== Prompt ==
Check every line of the material below for the string "produire", and return the ones that have it.

== Records for this exercise ==
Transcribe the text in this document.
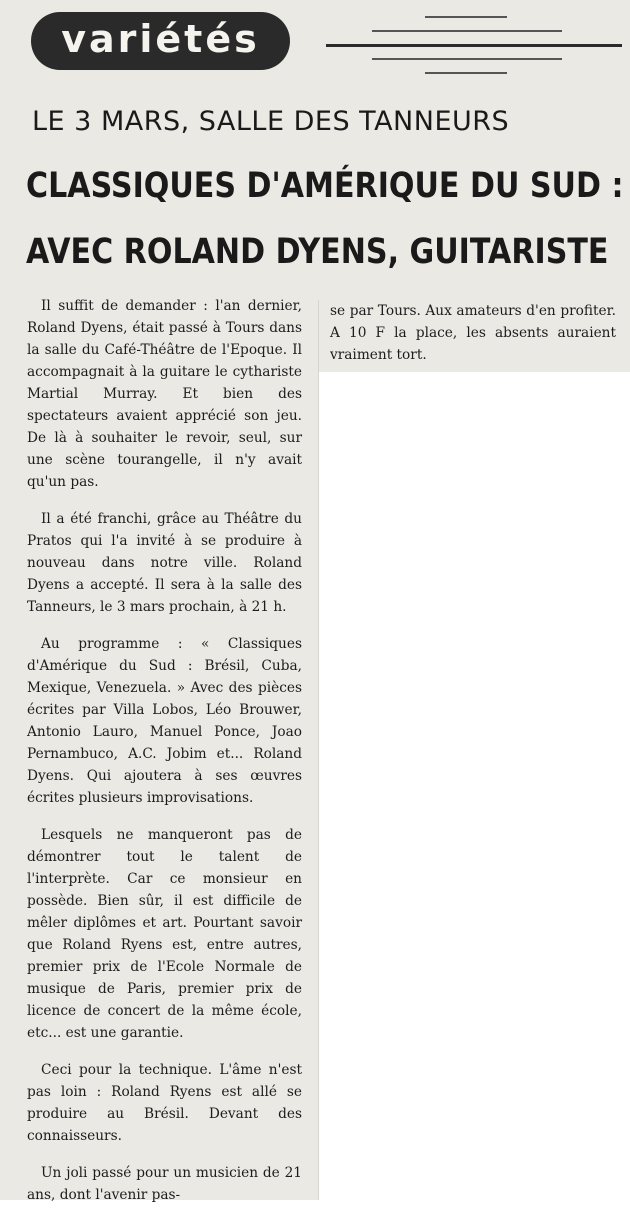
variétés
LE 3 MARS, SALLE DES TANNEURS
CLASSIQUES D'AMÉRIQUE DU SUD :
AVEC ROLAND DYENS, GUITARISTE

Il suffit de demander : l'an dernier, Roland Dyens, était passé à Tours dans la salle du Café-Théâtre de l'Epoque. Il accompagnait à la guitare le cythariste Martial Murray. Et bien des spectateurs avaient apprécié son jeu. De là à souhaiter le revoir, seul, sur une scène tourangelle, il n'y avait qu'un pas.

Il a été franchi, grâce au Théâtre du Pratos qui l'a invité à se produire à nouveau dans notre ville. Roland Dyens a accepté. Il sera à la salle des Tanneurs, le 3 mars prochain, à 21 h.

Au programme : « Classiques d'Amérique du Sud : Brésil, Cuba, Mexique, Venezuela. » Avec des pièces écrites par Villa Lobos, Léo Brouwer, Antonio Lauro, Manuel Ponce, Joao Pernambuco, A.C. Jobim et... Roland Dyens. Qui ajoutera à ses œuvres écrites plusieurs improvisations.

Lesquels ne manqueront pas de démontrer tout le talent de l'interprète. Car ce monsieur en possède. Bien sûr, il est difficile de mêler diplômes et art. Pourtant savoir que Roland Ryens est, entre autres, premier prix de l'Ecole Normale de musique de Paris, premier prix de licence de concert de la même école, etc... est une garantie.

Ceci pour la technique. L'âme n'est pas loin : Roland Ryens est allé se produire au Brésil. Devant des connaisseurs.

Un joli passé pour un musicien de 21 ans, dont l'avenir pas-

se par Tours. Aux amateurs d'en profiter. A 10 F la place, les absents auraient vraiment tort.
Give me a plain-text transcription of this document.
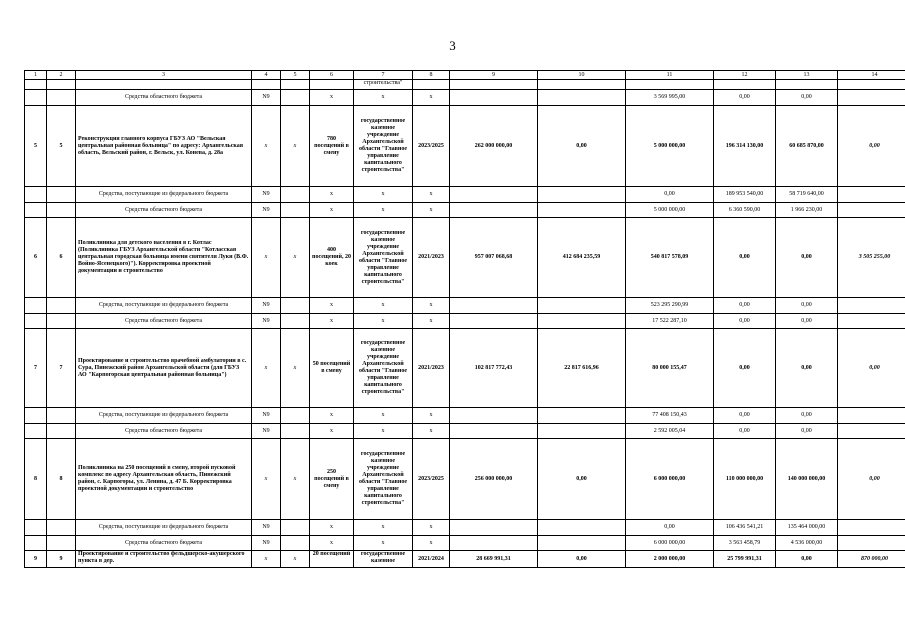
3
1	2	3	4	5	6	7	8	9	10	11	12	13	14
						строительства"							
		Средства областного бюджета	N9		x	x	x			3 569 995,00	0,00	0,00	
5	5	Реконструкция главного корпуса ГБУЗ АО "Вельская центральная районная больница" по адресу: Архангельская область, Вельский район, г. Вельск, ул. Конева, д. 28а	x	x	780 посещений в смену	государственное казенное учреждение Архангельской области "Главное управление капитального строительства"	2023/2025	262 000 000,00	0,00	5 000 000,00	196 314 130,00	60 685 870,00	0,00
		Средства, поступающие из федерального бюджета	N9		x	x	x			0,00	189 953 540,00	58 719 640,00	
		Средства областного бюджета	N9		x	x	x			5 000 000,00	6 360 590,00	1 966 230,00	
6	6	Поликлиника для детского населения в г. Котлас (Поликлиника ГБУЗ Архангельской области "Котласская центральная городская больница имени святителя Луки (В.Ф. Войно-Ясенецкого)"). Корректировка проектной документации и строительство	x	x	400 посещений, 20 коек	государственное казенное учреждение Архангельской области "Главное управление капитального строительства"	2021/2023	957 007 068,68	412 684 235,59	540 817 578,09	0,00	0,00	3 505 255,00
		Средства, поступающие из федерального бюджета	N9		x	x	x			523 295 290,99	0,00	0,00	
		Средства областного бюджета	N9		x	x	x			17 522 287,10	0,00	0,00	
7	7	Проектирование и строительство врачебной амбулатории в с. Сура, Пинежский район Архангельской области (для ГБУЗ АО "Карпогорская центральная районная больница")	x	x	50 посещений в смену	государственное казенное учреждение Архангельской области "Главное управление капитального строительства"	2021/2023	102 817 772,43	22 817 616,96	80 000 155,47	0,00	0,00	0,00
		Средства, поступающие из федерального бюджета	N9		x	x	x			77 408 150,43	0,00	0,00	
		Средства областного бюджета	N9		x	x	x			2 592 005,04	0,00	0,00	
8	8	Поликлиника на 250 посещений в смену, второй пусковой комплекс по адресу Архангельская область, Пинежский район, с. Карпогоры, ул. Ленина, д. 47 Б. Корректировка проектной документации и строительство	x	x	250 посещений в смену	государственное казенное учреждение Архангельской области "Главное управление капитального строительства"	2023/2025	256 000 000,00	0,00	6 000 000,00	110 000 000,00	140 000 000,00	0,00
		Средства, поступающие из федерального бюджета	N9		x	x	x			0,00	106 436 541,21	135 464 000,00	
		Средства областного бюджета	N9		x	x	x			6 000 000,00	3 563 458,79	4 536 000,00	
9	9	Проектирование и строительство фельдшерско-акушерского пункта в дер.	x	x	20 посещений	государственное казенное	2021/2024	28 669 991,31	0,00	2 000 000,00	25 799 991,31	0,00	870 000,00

== Task output ==
Il a été franchi, grâce au Théâtre du Pratos qui l'a invité à se produire à nouveau dans notre ville. Roland Dyens a accepté. Il sera à la salle des Tanneurs, le 3 mars prochain, à 21 h.
Ceci pour la technique. L'âme n'est pas loin : Roland Ryens est allé se produire au Brésil. Devant des connaisseurs.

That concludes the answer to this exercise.